A block of data
-----

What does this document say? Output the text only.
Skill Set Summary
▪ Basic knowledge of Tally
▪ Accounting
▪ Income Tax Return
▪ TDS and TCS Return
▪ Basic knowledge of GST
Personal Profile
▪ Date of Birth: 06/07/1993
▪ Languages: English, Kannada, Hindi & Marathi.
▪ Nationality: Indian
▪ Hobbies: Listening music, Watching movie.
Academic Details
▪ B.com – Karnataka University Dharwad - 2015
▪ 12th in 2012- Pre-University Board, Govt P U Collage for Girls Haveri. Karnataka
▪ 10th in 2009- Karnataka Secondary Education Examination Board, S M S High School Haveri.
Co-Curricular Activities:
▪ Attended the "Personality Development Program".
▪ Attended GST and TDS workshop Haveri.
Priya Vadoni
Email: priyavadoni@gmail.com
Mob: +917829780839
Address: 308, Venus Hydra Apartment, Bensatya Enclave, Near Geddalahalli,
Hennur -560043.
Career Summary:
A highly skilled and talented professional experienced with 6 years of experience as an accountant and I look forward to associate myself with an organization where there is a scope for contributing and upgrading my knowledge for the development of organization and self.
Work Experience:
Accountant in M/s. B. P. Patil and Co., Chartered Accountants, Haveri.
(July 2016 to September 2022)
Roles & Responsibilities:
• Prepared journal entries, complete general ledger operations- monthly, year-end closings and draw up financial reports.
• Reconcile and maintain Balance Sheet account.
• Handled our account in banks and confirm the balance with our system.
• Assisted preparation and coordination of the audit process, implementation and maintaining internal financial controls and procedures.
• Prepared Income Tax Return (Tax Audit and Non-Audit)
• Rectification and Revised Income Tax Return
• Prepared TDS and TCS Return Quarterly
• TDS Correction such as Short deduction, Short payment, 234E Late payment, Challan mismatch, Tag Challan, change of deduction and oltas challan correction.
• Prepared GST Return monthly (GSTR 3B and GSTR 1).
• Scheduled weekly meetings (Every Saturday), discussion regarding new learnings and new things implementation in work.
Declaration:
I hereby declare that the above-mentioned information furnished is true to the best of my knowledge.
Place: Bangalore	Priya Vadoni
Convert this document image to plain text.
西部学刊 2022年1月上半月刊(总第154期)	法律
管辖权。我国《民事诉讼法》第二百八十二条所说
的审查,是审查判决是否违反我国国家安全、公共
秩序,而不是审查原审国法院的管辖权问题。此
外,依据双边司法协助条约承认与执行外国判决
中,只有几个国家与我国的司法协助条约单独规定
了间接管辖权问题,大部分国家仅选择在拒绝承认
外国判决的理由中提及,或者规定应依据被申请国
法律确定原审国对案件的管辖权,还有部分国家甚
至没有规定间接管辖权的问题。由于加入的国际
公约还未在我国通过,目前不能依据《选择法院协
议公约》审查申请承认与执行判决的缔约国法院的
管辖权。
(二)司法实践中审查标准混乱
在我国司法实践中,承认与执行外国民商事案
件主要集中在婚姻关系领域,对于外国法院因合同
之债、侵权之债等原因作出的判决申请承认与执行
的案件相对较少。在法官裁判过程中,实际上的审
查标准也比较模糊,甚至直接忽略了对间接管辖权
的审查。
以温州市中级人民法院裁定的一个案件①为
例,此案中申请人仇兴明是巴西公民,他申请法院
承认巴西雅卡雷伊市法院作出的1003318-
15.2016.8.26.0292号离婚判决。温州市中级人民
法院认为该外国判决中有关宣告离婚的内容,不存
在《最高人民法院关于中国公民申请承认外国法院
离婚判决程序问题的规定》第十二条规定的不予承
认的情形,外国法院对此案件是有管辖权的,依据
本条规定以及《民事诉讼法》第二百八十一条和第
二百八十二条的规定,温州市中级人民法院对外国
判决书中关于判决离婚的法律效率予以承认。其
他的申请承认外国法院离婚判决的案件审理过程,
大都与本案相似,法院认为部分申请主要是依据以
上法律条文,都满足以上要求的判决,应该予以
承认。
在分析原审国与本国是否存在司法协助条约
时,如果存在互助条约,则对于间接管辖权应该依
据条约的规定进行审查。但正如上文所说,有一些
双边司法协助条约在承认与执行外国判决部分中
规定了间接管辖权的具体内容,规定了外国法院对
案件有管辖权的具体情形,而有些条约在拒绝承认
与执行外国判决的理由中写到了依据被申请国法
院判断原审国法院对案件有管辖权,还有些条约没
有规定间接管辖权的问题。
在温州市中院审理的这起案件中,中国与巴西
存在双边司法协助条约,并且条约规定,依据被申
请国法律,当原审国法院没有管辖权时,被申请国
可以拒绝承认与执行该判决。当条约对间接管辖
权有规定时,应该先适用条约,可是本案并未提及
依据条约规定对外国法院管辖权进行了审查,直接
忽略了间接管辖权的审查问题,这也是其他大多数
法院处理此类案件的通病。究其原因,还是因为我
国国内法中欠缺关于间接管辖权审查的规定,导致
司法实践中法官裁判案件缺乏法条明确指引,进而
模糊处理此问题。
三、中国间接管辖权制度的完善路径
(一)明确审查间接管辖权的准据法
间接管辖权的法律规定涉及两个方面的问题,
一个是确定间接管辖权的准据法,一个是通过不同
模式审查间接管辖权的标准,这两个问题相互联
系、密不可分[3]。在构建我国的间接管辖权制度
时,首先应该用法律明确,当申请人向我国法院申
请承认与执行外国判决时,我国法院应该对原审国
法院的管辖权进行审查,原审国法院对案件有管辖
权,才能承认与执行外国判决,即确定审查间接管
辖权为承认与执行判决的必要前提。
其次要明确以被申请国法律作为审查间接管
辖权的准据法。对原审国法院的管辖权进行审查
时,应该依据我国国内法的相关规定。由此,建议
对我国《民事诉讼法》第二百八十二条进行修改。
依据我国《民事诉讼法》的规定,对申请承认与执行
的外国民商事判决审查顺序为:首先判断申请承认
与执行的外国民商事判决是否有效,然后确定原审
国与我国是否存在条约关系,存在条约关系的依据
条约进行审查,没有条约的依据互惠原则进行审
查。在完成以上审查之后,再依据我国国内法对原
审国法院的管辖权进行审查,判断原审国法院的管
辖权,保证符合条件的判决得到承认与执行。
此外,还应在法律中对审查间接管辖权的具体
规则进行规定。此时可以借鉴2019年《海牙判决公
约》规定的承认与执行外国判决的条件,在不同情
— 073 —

-----

Goal of the exercise — Recite the full listing above exactly.

Response —
What does this document say? Output the text only.
Skill Set Summary
▪ Basic knowledge of Tally
▪ Accounting
▪ Income Tax Return
▪ TDS and TCS Return
▪ Basic knowledge of GST
Personal Profile
▪ Date of Birth: 06/07/1993
▪ Languages: English, Kannada, Hindi & Marathi.
▪ Nationality: Indian
▪ Hobbies: Listening music, Watching movie.
Academic Details
▪ B.com – Karnataka University Dharwad - 2015
▪ 12th in 2012- Pre-University Board, Govt P U Collage for Girls Haveri. Karnataka
▪ 10th in 2009- Karnataka Secondary Education Examination Board, S M S High School Haveri.
Co-Curricular Activities:
▪ Attended the "Personality Development Program".
▪ Attended GST and TDS workshop Haveri.
Priya Vadoni
Email: priyavadoni@gmail.com
Mob: +917829780839
Address: 308, Venus Hydra Apartment, Bensatya Enclave, Near Geddalahalli,
Hennur -560043.
Career Summary:
A highly skilled and talented professional experienced with 6 years of experience as an accountant and I look forward to associate myself with an organization where there is a scope for contributing and upgrading my knowledge for the development of organization and self.
Work Experience:
Accountant in M/s. B. P. Patil and Co., Chartered Accountants, Haveri.
(July 2016 to September 2022)
Roles & Responsibilities:
• Prepared journal entries, complete general ledger operations- monthly, year-end closings and draw up financial reports.
• Reconcile and maintain Balance Sheet account.
• Handled our account in banks and confirm the balance with our system.
• Assisted preparation and coordination of the audit process, implementation and maintaining internal financial controls and procedures.
• Prepared Income Tax Return (Tax Audit and Non-Audit)
• Rectification and Revised Income Tax Return
• Prepared TDS and TCS Return Quarterly
• TDS Correction such as Short deduction, Short payment, 234E Late payment, Challan mismatch, Tag Challan, change of deduction and oltas challan correction.
• Prepared GST Return monthly (GSTR 3B and GSTR 1).
• Scheduled weekly meetings (Every Saturday), discussion regarding new learnings and new things implementation in work.
Declaration:
I hereby declare that the above-mentioned information furnished is true to the best of my knowledge.
Place: Bangalore	Priya Vadoni
Convert this document image to plain text.
西部学刊 2022年1月上半月刊(总第154期)	法律
管辖权。我国《民事诉讼法》第二百八十二条所说
的审查,是审查判决是否违反我国国家安全、公共
秩序,而不是审查原审国法院的管辖权问题。此
外,依据双边司法协助条约承认与执行外国判决
中,只有几个国家与我国的司法协助条约单独规定
了间接管辖权问题,大部分国家仅选择在拒绝承认
外国判决的理由中提及,或者规定应依据被申请国
法律确定原审国对案件的管辖权,还有部分国家甚
至没有规定间接管辖权的问题。由于加入的国际
公约还未在我国通过,目前不能依据《选择法院协
议公约》审查申请承认与执行判决的缔约国法院的
管辖权。
(二)司法实践中审查标准混乱
在我国司法实践中,承认与执行外国民商事案
件主要集中在婚姻关系领域,对于外国法院因合同
之债、侵权之债等原因作出的判决申请承认与执行
的案件相对较少。在法官裁判过程中,实际上的审
查标准也比较模糊,甚至直接忽略了对间接管辖权
的审查。
以温州市中级人民法院裁定的一个案件①为
例,此案中申请人仇兴明是巴西公民,他申请法院
承认巴西雅卡雷伊市法院作出的1003318-
15.2016.8.26.0292号离婚判决。温州市中级人民
法院认为该外国判决中有关宣告离婚的内容,不存
在《最高人民法院关于中国公民申请承认外国法院
离婚判决程序问题的规定》第十二条规定的不予承
认的情形,外国法院对此案件是有管辖权的,依据
本条规定以及《民事诉讼法》第二百八十一条和第
二百八十二条的规定,温州市中级人民法院对外国
判决书中关于判决离婚的法律效率予以承认。其
他的申请承认外国法院离婚判决的案件审理过程,
大都与本案相似,法院认为部分申请主要是依据以
上法律条文,都满足以上要求的判决,应该予以
承认。
在分析原审国与本国是否存在司法协助条约
时,如果存在互助条约,则对于间接管辖权应该依
据条约的规定进行审查。但正如上文所说,有一些
双边司法协助条约在承认与执行外国判决部分中
规定了间接管辖权的具体内容,规定了外国法院对
案件有管辖权的具体情形,而有些条约在拒绝承认
与执行外国判决的理由中写到了依据被申请国法
院判断原审国法院对案件有管辖权,还有些条约没
有规定间接管辖权的问题。
在温州市中院审理的这起案件中,中国与巴西
存在双边司法协助条约,并且条约规定,依据被申
请国法律,当原审国法院没有管辖权时,被申请国
可以拒绝承认与执行该判决。当条约对间接管辖
权有规定时,应该先适用条约,可是本案并未提及
依据条约规定对外国法院管辖权进行了审查,直接
忽略了间接管辖权的审查问题,这也是其他大多数
法院处理此类案件的通病。究其原因,还是因为我
国国内法中欠缺关于间接管辖权审查的规定,导致
司法实践中法官裁判案件缺乏法条明确指引,进而
模糊处理此问题。
三、中国间接管辖权制度的完善路径
(一)明确审查间接管辖权的准据法
间接管辖权的法律规定涉及两个方面的问题,
一个是确定间接管辖权的准据法,一个是通过不同
模式审查间接管辖权的标准,这两个问题相互联
系、密不可分[3]。在构建我国的间接管辖权制度
时,首先应该用法律明确,当申请人向我国法院申
请承认与执行外国判决时,我国法院应该对原审国
法院的管辖权进行审查,原审国法院对案件有管辖
权,才能承认与执行外国判决,即确定审查间接管
辖权为承认与执行判决的必要前提。
其次要明确以被申请国法律作为审查间接管
辖权的准据法。对原审国法院的管辖权进行审查
时,应该依据我国国内法的相关规定。由此,建议
对我国《民事诉讼法》第二百八十二条进行修改。
依据我国《民事诉讼法》的规定,对申请承认与执行
的外国民商事判决审查顺序为:首先判断申请承认
与执行的外国民商事判决是否有效,然后确定原审
国与我国是否存在条约关系,存在条约关系的依据
条约进行审查,没有条约的依据互惠原则进行审
查。在完成以上审查之后,再依据我国国内法对原
审国法院的管辖权进行审查,判断原审国法院的管
辖权,保证符合条件的判决得到承认与执行。
此外,还应在法律中对审查间接管辖权的具体
规则进行规定。此时可以借鉴2019年《海牙判决公
约》规定的承认与执行外国判决的条件,在不同情
— 073 —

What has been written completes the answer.